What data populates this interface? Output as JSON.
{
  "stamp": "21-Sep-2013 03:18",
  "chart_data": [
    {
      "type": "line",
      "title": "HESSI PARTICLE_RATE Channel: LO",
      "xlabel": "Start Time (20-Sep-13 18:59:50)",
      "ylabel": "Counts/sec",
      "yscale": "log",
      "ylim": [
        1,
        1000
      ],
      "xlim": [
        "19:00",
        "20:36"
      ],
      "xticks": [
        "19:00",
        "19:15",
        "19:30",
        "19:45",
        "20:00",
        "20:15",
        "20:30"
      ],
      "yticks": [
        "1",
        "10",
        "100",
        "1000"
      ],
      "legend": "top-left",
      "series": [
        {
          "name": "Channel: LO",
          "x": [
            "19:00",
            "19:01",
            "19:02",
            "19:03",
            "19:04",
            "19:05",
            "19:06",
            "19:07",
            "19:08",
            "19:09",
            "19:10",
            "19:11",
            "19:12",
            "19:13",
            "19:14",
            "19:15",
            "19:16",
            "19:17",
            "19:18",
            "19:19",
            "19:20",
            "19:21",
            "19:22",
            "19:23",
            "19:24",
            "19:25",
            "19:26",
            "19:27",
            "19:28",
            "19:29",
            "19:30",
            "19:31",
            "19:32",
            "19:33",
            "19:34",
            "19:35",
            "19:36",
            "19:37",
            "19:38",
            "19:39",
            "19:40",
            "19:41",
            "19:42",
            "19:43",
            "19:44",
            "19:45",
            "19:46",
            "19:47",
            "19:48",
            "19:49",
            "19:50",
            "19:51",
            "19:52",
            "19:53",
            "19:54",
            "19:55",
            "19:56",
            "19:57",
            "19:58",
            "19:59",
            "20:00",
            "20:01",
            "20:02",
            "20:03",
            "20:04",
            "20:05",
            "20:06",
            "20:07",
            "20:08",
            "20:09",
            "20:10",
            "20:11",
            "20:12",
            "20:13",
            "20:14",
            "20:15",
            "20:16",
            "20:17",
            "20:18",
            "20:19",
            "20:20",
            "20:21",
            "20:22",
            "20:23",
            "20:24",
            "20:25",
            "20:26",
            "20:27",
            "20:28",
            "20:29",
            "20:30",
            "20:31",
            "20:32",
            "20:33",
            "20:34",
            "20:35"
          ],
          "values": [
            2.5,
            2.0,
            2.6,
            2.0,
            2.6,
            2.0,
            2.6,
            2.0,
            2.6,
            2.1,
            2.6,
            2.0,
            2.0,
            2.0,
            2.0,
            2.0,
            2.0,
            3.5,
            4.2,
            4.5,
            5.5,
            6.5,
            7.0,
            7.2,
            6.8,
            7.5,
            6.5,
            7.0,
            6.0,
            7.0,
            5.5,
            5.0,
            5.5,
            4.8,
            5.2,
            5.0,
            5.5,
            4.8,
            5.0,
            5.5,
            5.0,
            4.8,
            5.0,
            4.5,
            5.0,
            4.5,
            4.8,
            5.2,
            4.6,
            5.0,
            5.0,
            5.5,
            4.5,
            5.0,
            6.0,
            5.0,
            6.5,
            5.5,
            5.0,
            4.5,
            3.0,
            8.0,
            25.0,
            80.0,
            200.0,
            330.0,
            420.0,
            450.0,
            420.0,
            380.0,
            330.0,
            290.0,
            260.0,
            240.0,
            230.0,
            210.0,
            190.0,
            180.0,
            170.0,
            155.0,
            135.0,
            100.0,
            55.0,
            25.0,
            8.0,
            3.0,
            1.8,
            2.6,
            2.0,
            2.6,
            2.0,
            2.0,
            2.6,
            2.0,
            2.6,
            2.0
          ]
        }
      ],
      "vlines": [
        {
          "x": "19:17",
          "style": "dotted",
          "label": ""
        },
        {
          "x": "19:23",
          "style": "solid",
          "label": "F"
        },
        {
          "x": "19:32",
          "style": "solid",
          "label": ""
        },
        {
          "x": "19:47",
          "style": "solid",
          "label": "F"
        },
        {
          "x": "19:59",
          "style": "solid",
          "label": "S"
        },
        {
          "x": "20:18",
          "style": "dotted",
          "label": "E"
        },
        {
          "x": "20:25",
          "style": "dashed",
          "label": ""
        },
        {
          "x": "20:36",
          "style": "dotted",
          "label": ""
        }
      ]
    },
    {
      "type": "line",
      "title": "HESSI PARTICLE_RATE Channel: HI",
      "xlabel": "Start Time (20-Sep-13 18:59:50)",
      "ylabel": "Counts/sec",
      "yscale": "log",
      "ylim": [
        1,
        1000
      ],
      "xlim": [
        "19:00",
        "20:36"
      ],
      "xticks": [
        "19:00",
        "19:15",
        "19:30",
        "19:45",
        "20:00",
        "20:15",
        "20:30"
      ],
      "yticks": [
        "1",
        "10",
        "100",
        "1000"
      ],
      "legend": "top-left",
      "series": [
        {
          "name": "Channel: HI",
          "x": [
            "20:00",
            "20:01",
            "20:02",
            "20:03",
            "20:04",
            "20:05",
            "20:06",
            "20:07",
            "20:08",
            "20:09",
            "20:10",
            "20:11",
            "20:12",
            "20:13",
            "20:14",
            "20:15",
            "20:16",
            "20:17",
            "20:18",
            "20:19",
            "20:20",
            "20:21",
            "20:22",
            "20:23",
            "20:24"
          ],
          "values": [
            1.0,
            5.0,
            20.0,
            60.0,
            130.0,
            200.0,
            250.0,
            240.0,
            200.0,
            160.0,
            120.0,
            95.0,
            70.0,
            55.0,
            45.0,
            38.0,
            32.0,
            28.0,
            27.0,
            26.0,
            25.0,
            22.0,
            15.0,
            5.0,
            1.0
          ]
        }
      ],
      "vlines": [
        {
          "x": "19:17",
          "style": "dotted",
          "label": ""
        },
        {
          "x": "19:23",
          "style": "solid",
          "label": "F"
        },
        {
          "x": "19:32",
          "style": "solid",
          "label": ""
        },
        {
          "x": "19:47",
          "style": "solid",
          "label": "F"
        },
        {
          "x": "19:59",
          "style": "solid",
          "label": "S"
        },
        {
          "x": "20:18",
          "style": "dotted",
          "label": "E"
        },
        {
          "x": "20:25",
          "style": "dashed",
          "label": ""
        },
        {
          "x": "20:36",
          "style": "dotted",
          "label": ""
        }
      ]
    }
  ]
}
*-*-*
Direction — Extract every entry above as it appears.

Exercise solution —
What data populates this interface? Output as JSON.
{
  "stamp": "21-Sep-2013 03:18",
  "chart_data": [
    {
      "type": "line",
      "title": "HESSI PARTICLE_RATE Channel: LO",
      "xlabel": "Start Time (20-Sep-13 18:59:50)",
      "ylabel": "Counts/sec",
      "yscale": "log",
      "ylim": [
        1,
        1000
      ],
      "xlim": [
        "19:00",
        "20:36"
      ],
      "xticks": [
        "19:00",
        "19:15",
        "19:30",
        "19:45",
        "20:00",
        "20:15",
        "20:30"
      ],
      "yticks": [
        "1",
        "10",
        "100",
        "1000"
      ],
      "legend": "top-left",
      "series": [
        {
          "name": "Channel: LO",
          "x": [
            "19:00",
            "19:01",
            "19:02",
            "19:03",
            "19:04",
            "19:05",
            "19:06",
            "19:07",
            "19:08",
            "19:09",
            "19:10",
            "19:11",
            "19:12",
            "19:13",
            "19:14",
            "19:15",
            "19:16",
            "19:17",
            "19:18",
            "19:19",
            "19:20",
            "19:21",
            "19:22",
            "19:23",
            "19:24",
            "19:25",
            "19:26",
            "19:27",
            "19:28",
            "19:29",
            "19:30",
            "19:31",
            "19:32",
            "19:33",
            "19:34",
            "19:35",
            "19:36",
            "19:37",
            "19:38",
            "19:39",
            "19:40",
            "19:41",
            "19:42",
            "19:43",
            "19:44",
            "19:45",
            "19:46",
            "19:47",
            "19:48",
            "19:49",
            "19:50",
            "19:51",
            "19:52",
            "19:53",
            "19:54",
            "19:55",
            "19:56",
            "19:57",
            "19:58",
            "19:59",
            "20:00",
            "20:01",
            "20:02",
            "20:03",
            "20:04",
            "20:05",
            "20:06",
            "20:07",
            "20:08",
            "20:09",
            "20:10",
            "20:11",
            "20:12",
            "20:13",
            "20:14",
            "20:15",
            "20:16",
            "20:17",
            "20:18",
            "20:19",
            "20:20",
            "20:21",
            "20:22",
            "20:23",
            "20:24",
            "20:25",
            "20:26",
            "20:27",
            "20:28",
            "20:29",
            "20:30",
            "20:31",
            "20:32",
            "20:33",
            "20:34",
            "20:35"
          ],
          "values": [
            2.5,
            2.0,
            2.6,
            2.0,
            2.6,
            2.0,
            2.6,
            2.0,
            2.6,
            2.1,
            2.6,
            2.0,
            2.0,
            2.0,
            2.0,
            2.0,
            2.0,
            3.5,
            4.2,
            4.5,
            5.5,
            6.5,
            7.0,
            7.2,
            6.8,
            7.5,
            6.5,
            7.0,
            6.0,
            7.0,
            5.5,
            5.0,
            5.5,
            4.8,
            5.2,
            5.0,
            5.5,
            4.8,
            5.0,
            5.5,
            5.0,
            4.8,
            5.0,
            4.5,
            5.0,
            4.5,
            4.8,
            5.2,
            4.6,
            5.0,
            5.0,
            5.5,
            4.5,
            5.0,
            6.0,
            5.0,
            6.5,
            5.5,
            5.0,
            4.5,
            3.0,
            8.0,
            25.0,
            80.0,
            200.0,
            330.0,
            420.0,
            450.0,
            420.0,
            380.0,
            330.0,
            290.0,
            260.0,
            240.0,
            230.0,
            210.0,
            190.0,
            180.0,
            170.0,
            155.0,
            135.0,
            100.0,
            55.0,
            25.0,
            8.0,
            3.0,
            1.8,
            2.6,
            2.0,
            2.6,
            2.0,
            2.0,
            2.6,
            2.0,
            2.6,
            2.0
          ]
        }
      ],
      "vlines": [
        {
          "x": "19:17",
          "style": "dotted",
          "label": ""
        },
        {
          "x": "19:23",
          "style": "solid",
          "label": "F"
        },
        {
          "x": "19:32",
          "style": "solid",
          "label": ""
        },
        {
          "x": "19:47",
          "style": "solid",
          "label": "F"
        },
        {
          "x": "19:59",
          "style": "solid",
          "label": "S"
        },
        {
          "x": "20:18",
          "style": "dotted",
          "label": "E"
        },
        {
          "x": "20:25",
          "style": "dashed",
          "label": ""
        },
        {
          "x": "20:36",
          "style": "dotted",
          "label": ""
        }
      ]
    },
    {
      "type": "line",
      "title": "HESSI PARTICLE_RATE Channel: HI",
      "xlabel": "Start Time (20-Sep-13 18:59:50)",
      "ylabel": "Counts/sec",
      "yscale": "log",
      "ylim": [
        1,
        1000
      ],
      "xlim": [
        "19:00",
        "20:36"
      ],
      "xticks": [
        "19:00",
        "19:15",
        "19:30",
        "19:45",
        "20:00",
        "20:15",
        "20:30"
      ],
      "yticks": [
        "1",
        "10",
        "100",
        "1000"
      ],
      "legend": "top-left",
      "series": [
        {
          "name": "Channel: HI",
          "x": [
            "20:00",
            "20:01",
            "20:02",
            "20:03",
            "20:04",
            "20:05",
            "20:06",
            "20:07",
            "20:08",
            "20:09",
            "20:10",
            "20:11",
            "20:12",
            "20:13",
            "20:14",
            "20:15",
            "20:16",
            "20:17",
            "20:18",
            "20:19",
            "20:20",
            "20:21",
            "20:22",
            "20:23",
            "20:24"
          ],
          "values": [
            1.0,
            5.0,
            20.0,
            60.0,
            130.0,
            200.0,
            250.0,
            240.0,
            200.0,
            160.0,
            120.0,
            95.0,
            70.0,
            55.0,
            45.0,
            38.0,
            32.0,
            28.0,
            27.0,
            26.0,
            25.0,
            22.0,
            15.0,
            5.0,
            1.0
          ]
        }
      ],
      "vlines": [
        {
          "x": "19:17",
          "style": "dotted",
          "label": ""
        },
        {
          "x": "19:23",
          "style": "solid",
          "label": "F"
        },
        {
          "x": "19:32",
          "style": "solid",
          "label": ""
        },
        {
          "x": "19:47",
          "style": "solid",
          "label": "F"
        },
        {
          "x": "19:59",
          "style": "solid",
          "label": "S"
        },
        {
          "x": "20:18",
          "style": "dotted",
          "label": "E"
        },
        {
          "x": "20:25",
          "style": "dashed",
          "label": ""
        },
        {
          "x": "20:36",
          "style": "dotted",
          "label": ""
        }
      ]
    }
  ]
}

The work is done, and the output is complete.